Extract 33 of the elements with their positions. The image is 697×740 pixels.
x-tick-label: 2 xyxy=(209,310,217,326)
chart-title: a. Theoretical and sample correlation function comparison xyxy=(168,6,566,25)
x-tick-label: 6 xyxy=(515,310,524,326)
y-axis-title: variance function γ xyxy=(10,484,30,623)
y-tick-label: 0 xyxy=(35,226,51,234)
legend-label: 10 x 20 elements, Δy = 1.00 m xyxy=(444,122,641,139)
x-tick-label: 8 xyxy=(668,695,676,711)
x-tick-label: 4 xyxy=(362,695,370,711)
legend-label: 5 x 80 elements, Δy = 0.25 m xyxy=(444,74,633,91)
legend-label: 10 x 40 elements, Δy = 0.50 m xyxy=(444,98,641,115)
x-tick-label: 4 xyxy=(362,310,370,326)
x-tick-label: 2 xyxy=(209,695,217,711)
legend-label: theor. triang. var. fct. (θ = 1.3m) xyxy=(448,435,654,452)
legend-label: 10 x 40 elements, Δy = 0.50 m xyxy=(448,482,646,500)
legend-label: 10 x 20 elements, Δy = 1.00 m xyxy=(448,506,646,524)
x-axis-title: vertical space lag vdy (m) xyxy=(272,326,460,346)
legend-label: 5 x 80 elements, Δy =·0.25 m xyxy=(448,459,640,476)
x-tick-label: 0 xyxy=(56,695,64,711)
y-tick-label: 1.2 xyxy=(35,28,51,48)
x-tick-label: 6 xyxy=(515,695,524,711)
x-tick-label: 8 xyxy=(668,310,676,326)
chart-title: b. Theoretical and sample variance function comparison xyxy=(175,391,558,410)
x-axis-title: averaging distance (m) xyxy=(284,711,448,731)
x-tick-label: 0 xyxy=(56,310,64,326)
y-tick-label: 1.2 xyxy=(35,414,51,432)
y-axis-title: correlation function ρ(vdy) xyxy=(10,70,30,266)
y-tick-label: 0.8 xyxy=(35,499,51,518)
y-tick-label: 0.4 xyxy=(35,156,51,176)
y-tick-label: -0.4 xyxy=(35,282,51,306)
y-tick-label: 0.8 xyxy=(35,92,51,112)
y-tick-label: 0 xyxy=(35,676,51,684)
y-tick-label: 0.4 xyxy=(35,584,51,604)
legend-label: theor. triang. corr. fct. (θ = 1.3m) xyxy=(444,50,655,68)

▶ Goal of the exercise:
Copy out every one of these items, unchanged from the above.

▶ The solution:
Extract 33 of the elements with their positions. The image is 697×740 pixels.
x-tick-label: 2 xyxy=(209,310,217,326)
chart-title: a. Theoretical and sample correlation function comparison xyxy=(168,6,566,25)
x-tick-label: 6 xyxy=(515,310,524,326)
y-axis-title: variance function γ xyxy=(10,484,30,623)
y-tick-label: 0 xyxy=(35,226,51,234)
legend-label: 10 x 20 elements, Δy = 1.00 m xyxy=(444,122,641,139)
x-tick-label: 8 xyxy=(668,695,676,711)
x-tick-label: 4 xyxy=(362,695,370,711)
legend-label: 5 x 80 elements, Δy = 0.25 m xyxy=(444,74,633,91)
legend-label: 10 x 40 elements, Δy = 0.50 m xyxy=(444,98,641,115)
x-tick-label: 4 xyxy=(362,310,370,326)
x-tick-label: 2 xyxy=(209,695,217,711)
legend-label: theor. triang. var. fct. (θ = 1.3m) xyxy=(448,435,654,452)
legend-label: 10 x 40 elements, Δy = 0.50 m xyxy=(448,482,646,500)
legend-label: 10 x 20 elements, Δy = 1.00 m xyxy=(448,506,646,524)
x-axis-title: vertical space lag vdy (m) xyxy=(272,326,460,346)
legend-label: 5 x 80 elements, Δy =·0.25 m xyxy=(448,459,640,476)
x-tick-label: 0 xyxy=(56,695,64,711)
y-tick-label: 1.2 xyxy=(35,28,51,48)
x-tick-label: 6 xyxy=(515,695,524,711)
x-tick-label: 8 xyxy=(668,310,676,326)
chart-title: b. Theoretical and sample variance function comparison xyxy=(175,391,558,410)
x-axis-title: averaging distance (m) xyxy=(284,711,448,731)
x-tick-label: 0 xyxy=(56,310,64,326)
y-tick-label: 1.2 xyxy=(35,414,51,432)
y-axis-title: correlation function ρ(vdy) xyxy=(10,70,30,266)
y-tick-label: 0.8 xyxy=(35,499,51,518)
y-tick-label: 0.4 xyxy=(35,156,51,176)
y-tick-label: -0.4 xyxy=(35,282,51,306)
y-tick-label: 0.8 xyxy=(35,92,51,112)
y-tick-label: 0 xyxy=(35,676,51,684)
y-tick-label: 0.4 xyxy=(35,584,51,604)
legend-label: theor. triang. corr. fct. (θ = 1.3m) xyxy=(444,50,655,68)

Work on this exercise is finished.